Figure dataset records:
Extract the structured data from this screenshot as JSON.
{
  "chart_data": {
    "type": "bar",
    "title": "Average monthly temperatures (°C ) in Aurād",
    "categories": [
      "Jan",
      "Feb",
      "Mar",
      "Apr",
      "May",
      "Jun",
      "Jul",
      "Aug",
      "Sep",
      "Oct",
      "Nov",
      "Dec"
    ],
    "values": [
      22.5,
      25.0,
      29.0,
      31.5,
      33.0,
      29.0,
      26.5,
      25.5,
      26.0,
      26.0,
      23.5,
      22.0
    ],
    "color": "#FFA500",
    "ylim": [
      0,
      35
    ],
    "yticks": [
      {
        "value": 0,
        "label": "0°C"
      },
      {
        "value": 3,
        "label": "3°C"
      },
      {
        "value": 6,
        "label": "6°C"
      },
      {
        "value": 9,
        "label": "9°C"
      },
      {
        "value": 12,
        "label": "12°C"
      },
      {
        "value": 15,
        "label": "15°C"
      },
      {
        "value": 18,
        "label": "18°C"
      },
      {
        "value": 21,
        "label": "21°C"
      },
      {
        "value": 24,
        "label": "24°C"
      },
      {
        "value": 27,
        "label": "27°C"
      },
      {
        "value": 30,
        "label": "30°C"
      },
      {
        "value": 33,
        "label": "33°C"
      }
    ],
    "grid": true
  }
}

§ Given problem:
Exactly as written, please output every entry.

§ The solution:
Extract the structured data from this screenshot as JSON.
{
  "chart_data": {
    "type": "bar",
    "title": "Average monthly temperatures (°C ) in Aurād",
    "categories": [
      "Jan",
      "Feb",
      "Mar",
      "Apr",
      "May",
      "Jun",
      "Jul",
      "Aug",
      "Sep",
      "Oct",
      "Nov",
      "Dec"
    ],
    "values": [
      22.5,
      25.0,
      29.0,
      31.5,
      33.0,
      29.0,
      26.5,
      25.5,
      26.0,
      26.0,
      23.5,
      22.0
    ],
    "color": "#FFA500",
    "ylim": [
      0,
      35
    ],
    "yticks": [
      {
        "value": 0,
        "label": "0°C"
      },
      {
        "value": 3,
        "label": "3°C"
      },
      {
        "value": 6,
        "label": "6°C"
      },
      {
        "value": 9,
        "label": "9°C"
      },
      {
        "value": 12,
        "label": "12°C"
      },
      {
        "value": 15,
        "label": "15°C"
      },
      {
        "value": 18,
        "label": "18°C"
      },
      {
        "value": 21,
        "label": "21°C"
      },
      {
        "value": 24,
        "label": "24°C"
      },
      {
        "value": 27,
        "label": "27°C"
      },
      {
        "value": 30,
        "label": "30°C"
      },
      {
        "value": 33,
        "label": "33°C"
      }
    ],
    "grid": true
  }
}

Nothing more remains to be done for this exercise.